Work instructions: Each entry below should be written out exactly as it is, with no pictures.

Records supplied:
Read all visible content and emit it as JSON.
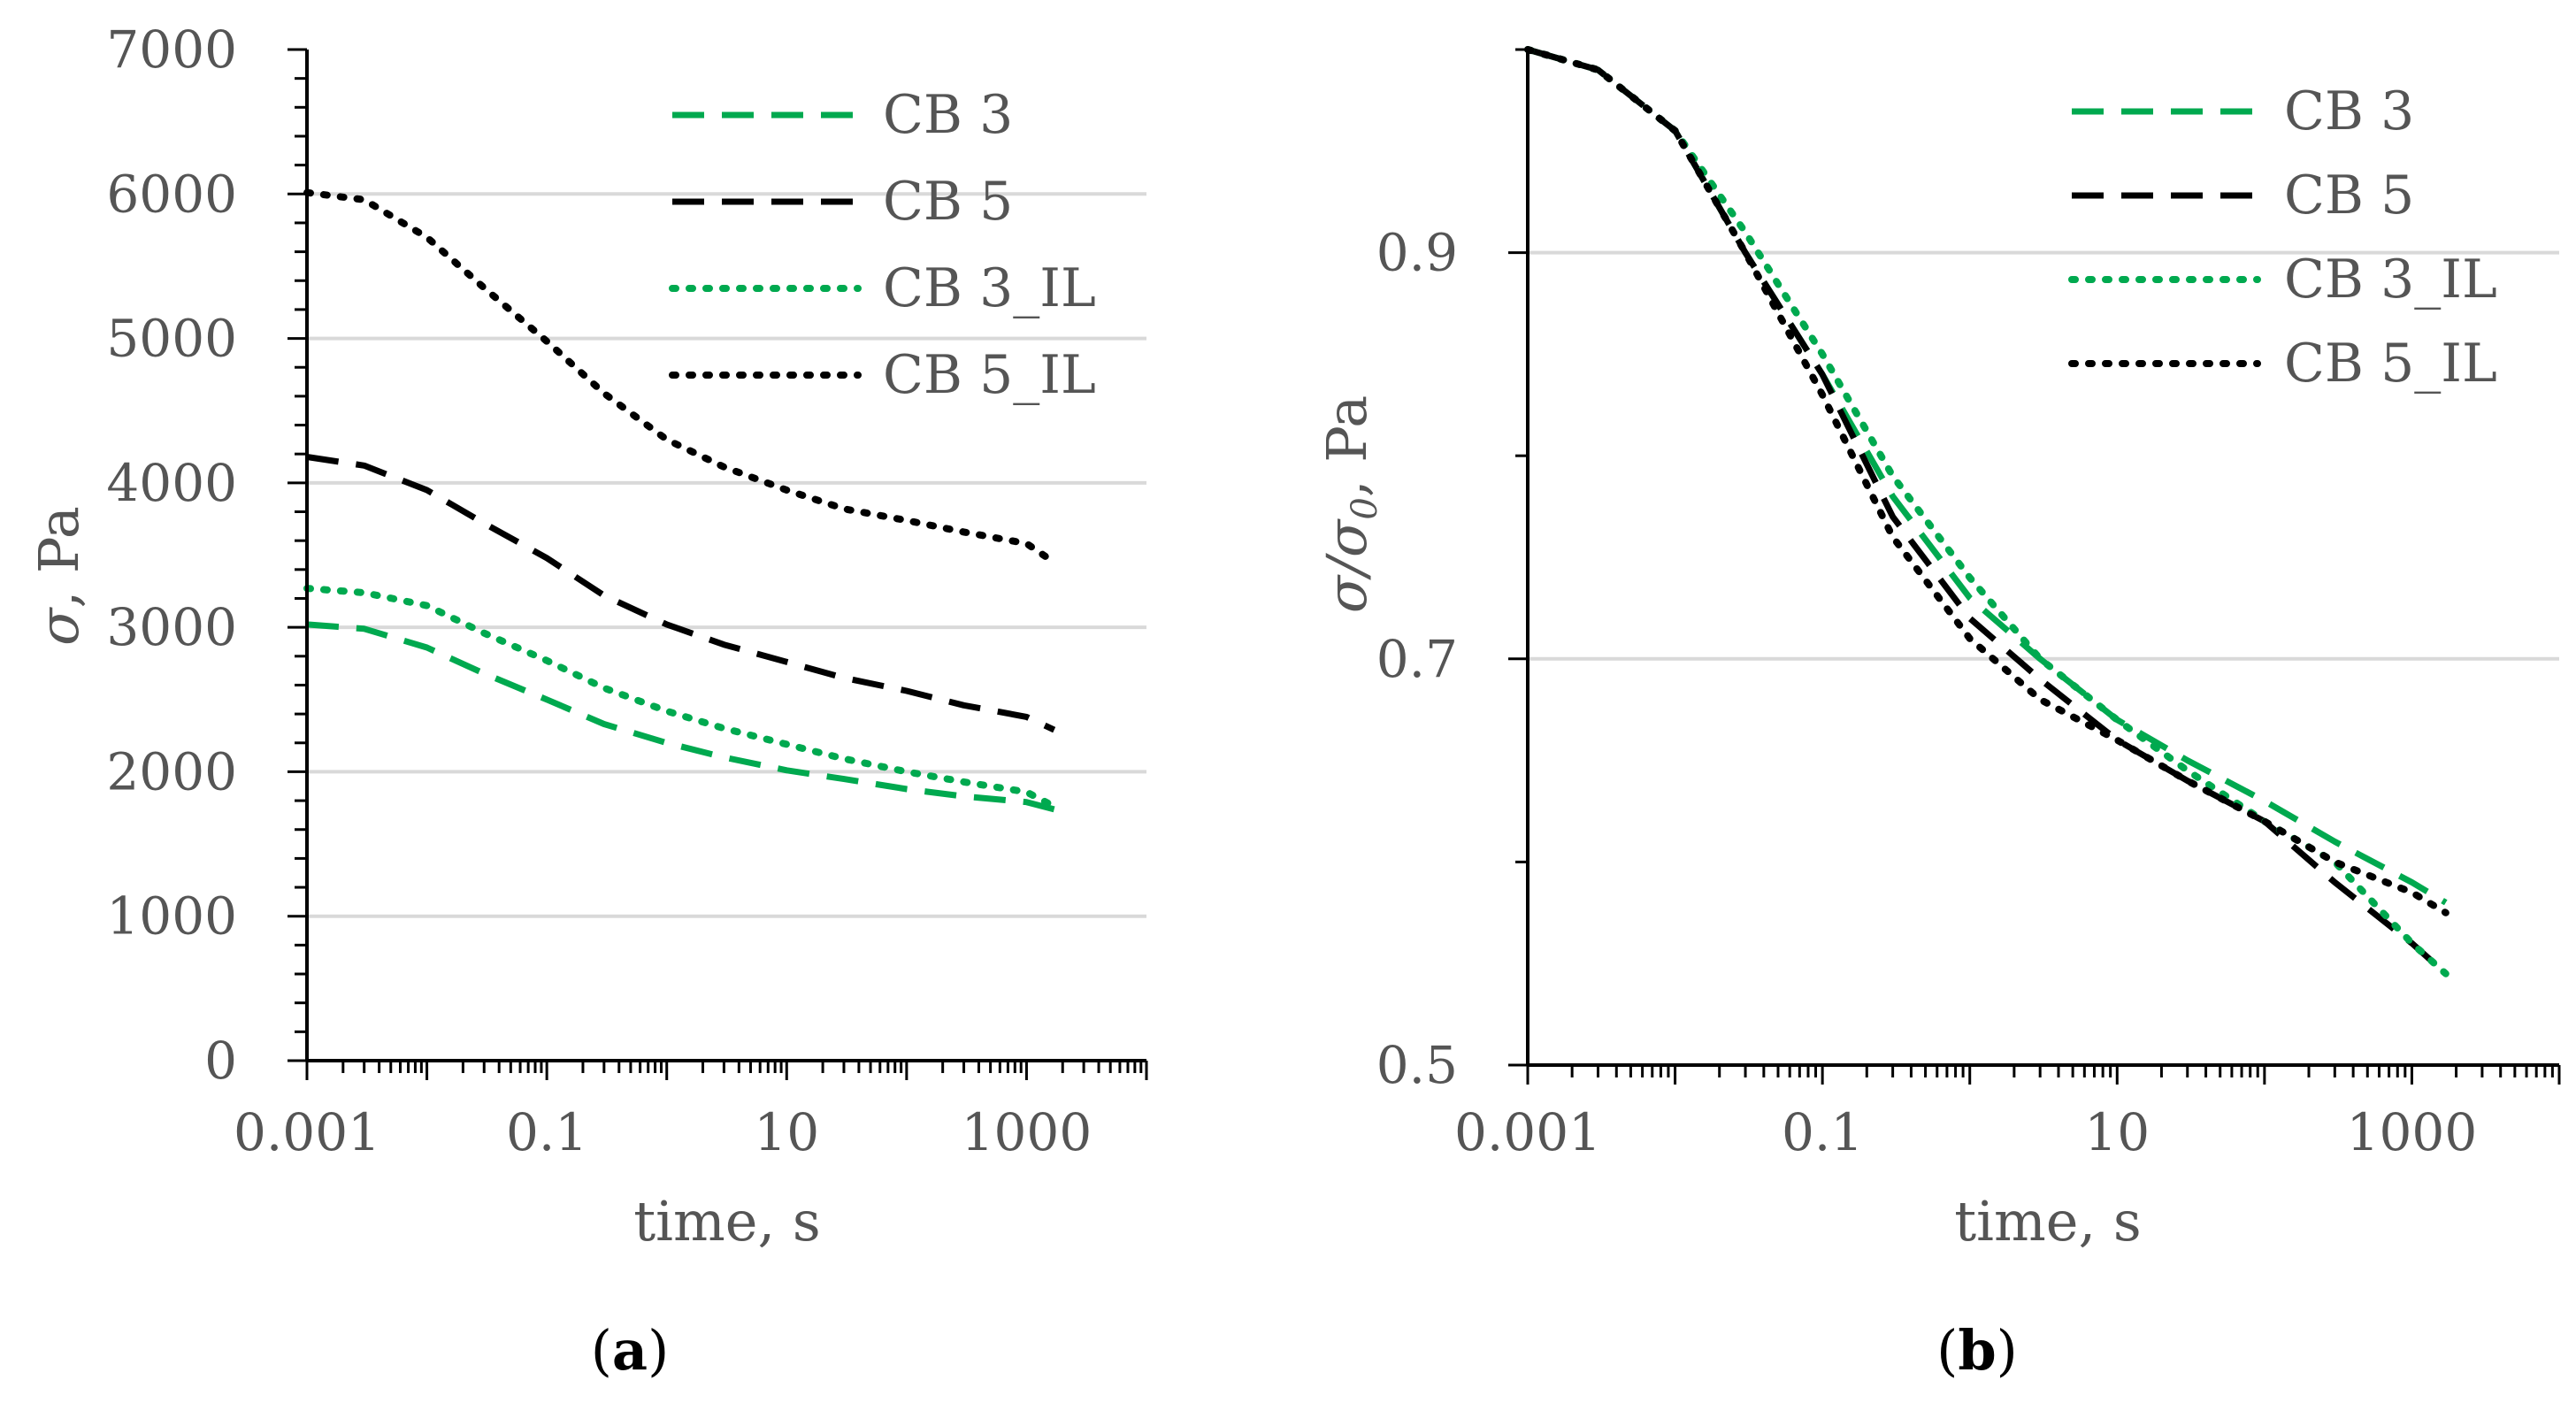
{
  "colors": {
    "green": "#00a94f",
    "black": "#000000",
    "grid": "#d9d9d9",
    "text": "#555555"
  },
  "chart_data": [
    {
      "panel": "a",
      "type": "line",
      "caption": {
        "open": "(",
        "letter": "a",
        "close": ")"
      },
      "xlabel": "time, s",
      "ylabel_symbol": "σ",
      "ylabel_unit": ", Pa",
      "xscale": "log",
      "xlim": [
        0.001,
        10000
      ],
      "ylim": [
        0,
        7000
      ],
      "xticks": [
        {
          "value": 0.001,
          "label": "0.001"
        },
        {
          "value": 0.1,
          "label": "0.1"
        },
        {
          "value": 10,
          "label": "10"
        },
        {
          "value": 1000,
          "label": "1000"
        }
      ],
      "yticks": [
        {
          "value": 0,
          "label": "0"
        },
        {
          "value": 1000,
          "label": "1000"
        },
        {
          "value": 2000,
          "label": "2000"
        },
        {
          "value": 3000,
          "label": "3000"
        },
        {
          "value": 4000,
          "label": "4000"
        },
        {
          "value": 5000,
          "label": "5000"
        },
        {
          "value": 6000,
          "label": "6000"
        },
        {
          "value": 7000,
          "label": "7000"
        }
      ],
      "gridlines_y": [
        1000,
        2000,
        3000,
        4000,
        5000,
        6000
      ],
      "legend_position": "top-right",
      "series": [
        {
          "name": "CB 3",
          "color": "green",
          "style": "dashed",
          "x": [
            0.001,
            0.003,
            0.01,
            0.03,
            0.1,
            0.3,
            1,
            3,
            10,
            30,
            100,
            300,
            1000,
            1700
          ],
          "y": [
            3020,
            2990,
            2860,
            2680,
            2500,
            2330,
            2200,
            2100,
            2010,
            1950,
            1880,
            1830,
            1790,
            1740
          ]
        },
        {
          "name": "CB 5",
          "color": "black",
          "style": "dashed",
          "x": [
            0.001,
            0.003,
            0.01,
            0.03,
            0.1,
            0.3,
            1,
            3,
            10,
            30,
            100,
            300,
            1000,
            1700
          ],
          "y": [
            4180,
            4120,
            3950,
            3720,
            3480,
            3220,
            3020,
            2880,
            2760,
            2650,
            2560,
            2460,
            2380,
            2290
          ]
        },
        {
          "name": "CB 3_IL",
          "color": "green",
          "style": "dotted",
          "x": [
            0.001,
            0.003,
            0.01,
            0.03,
            0.1,
            0.3,
            1,
            3,
            10,
            30,
            100,
            300,
            1000,
            1700
          ],
          "y": [
            3270,
            3240,
            3150,
            2960,
            2770,
            2580,
            2420,
            2300,
            2190,
            2090,
            2000,
            1930,
            1860,
            1760
          ]
        },
        {
          "name": "CB 5_IL",
          "color": "black",
          "style": "dotted",
          "x": [
            0.001,
            0.003,
            0.01,
            0.03,
            0.1,
            0.3,
            1,
            3,
            10,
            30,
            100,
            300,
            1000,
            1700
          ],
          "y": [
            6010,
            5960,
            5700,
            5350,
            4980,
            4620,
            4300,
            4110,
            3950,
            3820,
            3740,
            3660,
            3580,
            3450
          ]
        }
      ]
    },
    {
      "panel": "b",
      "type": "line",
      "caption": {
        "open": "(",
        "letter": "b",
        "close": ")"
      },
      "xlabel": "time, s",
      "ylabel_symbol": "σ/σ",
      "ylabel_sub": "0",
      "ylabel_unit": ", Pa",
      "xscale": "log",
      "xlim": [
        0.001,
        10000
      ],
      "ylim": [
        0.5,
        1.0
      ],
      "xticks": [
        {
          "value": 0.001,
          "label": "0.001"
        },
        {
          "value": 0.1,
          "label": "0.1"
        },
        {
          "value": 10,
          "label": "10"
        },
        {
          "value": 1000,
          "label": "1000"
        }
      ],
      "yticks": [
        {
          "value": 0.5,
          "label": "0.5"
        },
        {
          "value": 0.7,
          "label": "0.7"
        },
        {
          "value": 0.9,
          "label": "0.9"
        }
      ],
      "yminor": [
        0.6,
        0.8,
        1.0
      ],
      "gridlines_y": [
        0.7,
        0.9
      ],
      "legend_position": "top-right",
      "series": [
        {
          "name": "CB 3",
          "color": "green",
          "style": "dashed",
          "x": [
            0.001,
            0.003,
            0.01,
            0.03,
            0.1,
            0.3,
            1,
            3,
            10,
            30,
            100,
            300,
            1000,
            1700
          ],
          "y": [
            1.0,
            0.99,
            0.96,
            0.9,
            0.84,
            0.78,
            0.73,
            0.7,
            0.67,
            0.65,
            0.63,
            0.61,
            0.59,
            0.58
          ]
        },
        {
          "name": "CB 5",
          "color": "black",
          "style": "dashed",
          "x": [
            0.001,
            0.003,
            0.01,
            0.03,
            0.1,
            0.3,
            1,
            3,
            10,
            30,
            100,
            300,
            1000,
            1700
          ],
          "y": [
            1.0,
            0.99,
            0.96,
            0.9,
            0.84,
            0.77,
            0.72,
            0.69,
            0.66,
            0.64,
            0.62,
            0.59,
            0.56,
            0.545
          ]
        },
        {
          "name": "CB 3_IL",
          "color": "green",
          "style": "dotted",
          "x": [
            0.001,
            0.003,
            0.01,
            0.03,
            0.1,
            0.3,
            1,
            3,
            10,
            30,
            100,
            300,
            1000,
            1700
          ],
          "y": [
            1.0,
            0.99,
            0.96,
            0.91,
            0.85,
            0.79,
            0.74,
            0.7,
            0.67,
            0.645,
            0.62,
            0.6,
            0.56,
            0.545
          ]
        },
        {
          "name": "CB 5_IL",
          "color": "black",
          "style": "dotted",
          "x": [
            0.001,
            0.003,
            0.01,
            0.03,
            0.1,
            0.3,
            1,
            3,
            10,
            30,
            100,
            300,
            1000,
            1700
          ],
          "y": [
            1.0,
            0.99,
            0.96,
            0.9,
            0.83,
            0.76,
            0.71,
            0.68,
            0.66,
            0.64,
            0.62,
            0.6,
            0.585,
            0.575
          ]
        }
      ]
    }
  ]
}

Exercise answer:
Read all visible content and emit it as JSON.
{
  "colors": {
    "green": "#00a94f",
    "black": "#000000",
    "grid": "#d9d9d9",
    "text": "#555555"
  },
  "chart_data": [
    {
      "panel": "a",
      "type": "line",
      "caption": {
        "open": "(",
        "letter": "a",
        "close": ")"
      },
      "xlabel": "time, s",
      "ylabel_symbol": "σ",
      "ylabel_unit": ", Pa",
      "xscale": "log",
      "xlim": [
        0.001,
        10000
      ],
      "ylim": [
        0,
        7000
      ],
      "xticks": [
        {
          "value": 0.001,
          "label": "0.001"
        },
        {
          "value": 0.1,
          "label": "0.1"
        },
        {
          "value": 10,
          "label": "10"
        },
        {
          "value": 1000,
          "label": "1000"
        }
      ],
      "yticks": [
        {
          "value": 0,
          "label": "0"
        },
        {
          "value": 1000,
          "label": "1000"
        },
        {
          "value": 2000,
          "label": "2000"
        },
        {
          "value": 3000,
          "label": "3000"
        },
        {
          "value": 4000,
          "label": "4000"
        },
        {
          "value": 5000,
          "label": "5000"
        },
        {
          "value": 6000,
          "label": "6000"
        },
        {
          "value": 7000,
          "label": "7000"
        }
      ],
      "gridlines_y": [
        1000,
        2000,
        3000,
        4000,
        5000,
        6000
      ],
      "legend_position": "top-right",
      "series": [
        {
          "name": "CB 3",
          "color": "green",
          "style": "dashed",
          "x": [
            0.001,
            0.003,
            0.01,
            0.03,
            0.1,
            0.3,
            1,
            3,
            10,
            30,
            100,
            300,
            1000,
            1700
          ],
          "y": [
            3020,
            2990,
            2860,
            2680,
            2500,
            2330,
            2200,
            2100,
            2010,
            1950,
            1880,
            1830,
            1790,
            1740
          ]
        },
        {
          "name": "CB 5",
          "color": "black",
          "style": "dashed",
          "x": [
            0.001,
            0.003,
            0.01,
            0.03,
            0.1,
            0.3,
            1,
            3,
            10,
            30,
            100,
            300,
            1000,
            1700
          ],
          "y": [
            4180,
            4120,
            3950,
            3720,
            3480,
            3220,
            3020,
            2880,
            2760,
            2650,
            2560,
            2460,
            2380,
            2290
          ]
        },
        {
          "name": "CB 3_IL",
          "color": "green",
          "style": "dotted",
          "x": [
            0.001,
            0.003,
            0.01,
            0.03,
            0.1,
            0.3,
            1,
            3,
            10,
            30,
            100,
            300,
            1000,
            1700
          ],
          "y": [
            3270,
            3240,
            3150,
            2960,
            2770,
            2580,
            2420,
            2300,
            2190,
            2090,
            2000,
            1930,
            1860,
            1760
          ]
        },
        {
          "name": "CB 5_IL",
          "color": "black",
          "style": "dotted",
          "x": [
            0.001,
            0.003,
            0.01,
            0.03,
            0.1,
            0.3,
            1,
            3,
            10,
            30,
            100,
            300,
            1000,
            1700
          ],
          "y": [
            6010,
            5960,
            5700,
            5350,
            4980,
            4620,
            4300,
            4110,
            3950,
            3820,
            3740,
            3660,
            3580,
            3450
          ]
        }
      ]
    },
    {
      "panel": "b",
      "type": "line",
      "caption": {
        "open": "(",
        "letter": "b",
        "close": ")"
      },
      "xlabel": "time, s",
      "ylabel_symbol": "σ/σ",
      "ylabel_sub": "0",
      "ylabel_unit": ", Pa",
      "xscale": "log",
      "xlim": [
        0.001,
        10000
      ],
      "ylim": [
        0.5,
        1.0
      ],
      "xticks": [
        {
          "value": 0.001,
          "label": "0.001"
        },
        {
          "value": 0.1,
          "label": "0.1"
        },
        {
          "value": 10,
          "label": "10"
        },
        {
          "value": 1000,
          "label": "1000"
        }
      ],
      "yticks": [
        {
          "value": 0.5,
          "label": "0.5"
        },
        {
          "value": 0.7,
          "label": "0.7"
        },
        {
          "value": 0.9,
          "label": "0.9"
        }
      ],
      "yminor": [
        0.6,
        0.8,
        1.0
      ],
      "gridlines_y": [
        0.7,
        0.9
      ],
      "legend_position": "top-right",
      "series": [
        {
          "name": "CB 3",
          "color": "green",
          "style": "dashed",
          "x": [
            0.001,
            0.003,
            0.01,
            0.03,
            0.1,
            0.3,
            1,
            3,
            10,
            30,
            100,
            300,
            1000,
            1700
          ],
          "y": [
            1.0,
            0.99,
            0.96,
            0.9,
            0.84,
            0.78,
            0.73,
            0.7,
            0.67,
            0.65,
            0.63,
            0.61,
            0.59,
            0.58
          ]
        },
        {
          "name": "CB 5",
          "color": "black",
          "style": "dashed",
          "x": [
            0.001,
            0.003,
            0.01,
            0.03,
            0.1,
            0.3,
            1,
            3,
            10,
            30,
            100,
            300,
            1000,
            1700
          ],
          "y": [
            1.0,
            0.99,
            0.96,
            0.9,
            0.84,
            0.77,
            0.72,
            0.69,
            0.66,
            0.64,
            0.62,
            0.59,
            0.56,
            0.545
          ]
        },
        {
          "name": "CB 3_IL",
          "color": "green",
          "style": "dotted",
          "x": [
            0.001,
            0.003,
            0.01,
            0.03,
            0.1,
            0.3,
            1,
            3,
            10,
            30,
            100,
            300,
            1000,
            1700
          ],
          "y": [
            1.0,
            0.99,
            0.96,
            0.91,
            0.85,
            0.79,
            0.74,
            0.7,
            0.67,
            0.645,
            0.62,
            0.6,
            0.56,
            0.545
          ]
        },
        {
          "name": "CB 5_IL",
          "color": "black",
          "style": "dotted",
          "x": [
            0.001,
            0.003,
            0.01,
            0.03,
            0.1,
            0.3,
            1,
            3,
            10,
            30,
            100,
            300,
            1000,
            1700
          ],
          "y": [
            1.0,
            0.99,
            0.96,
            0.9,
            0.83,
            0.76,
            0.71,
            0.68,
            0.66,
            0.64,
            0.62,
            0.6,
            0.585,
            0.575
          ]
        }
      ]
    }
  ]
}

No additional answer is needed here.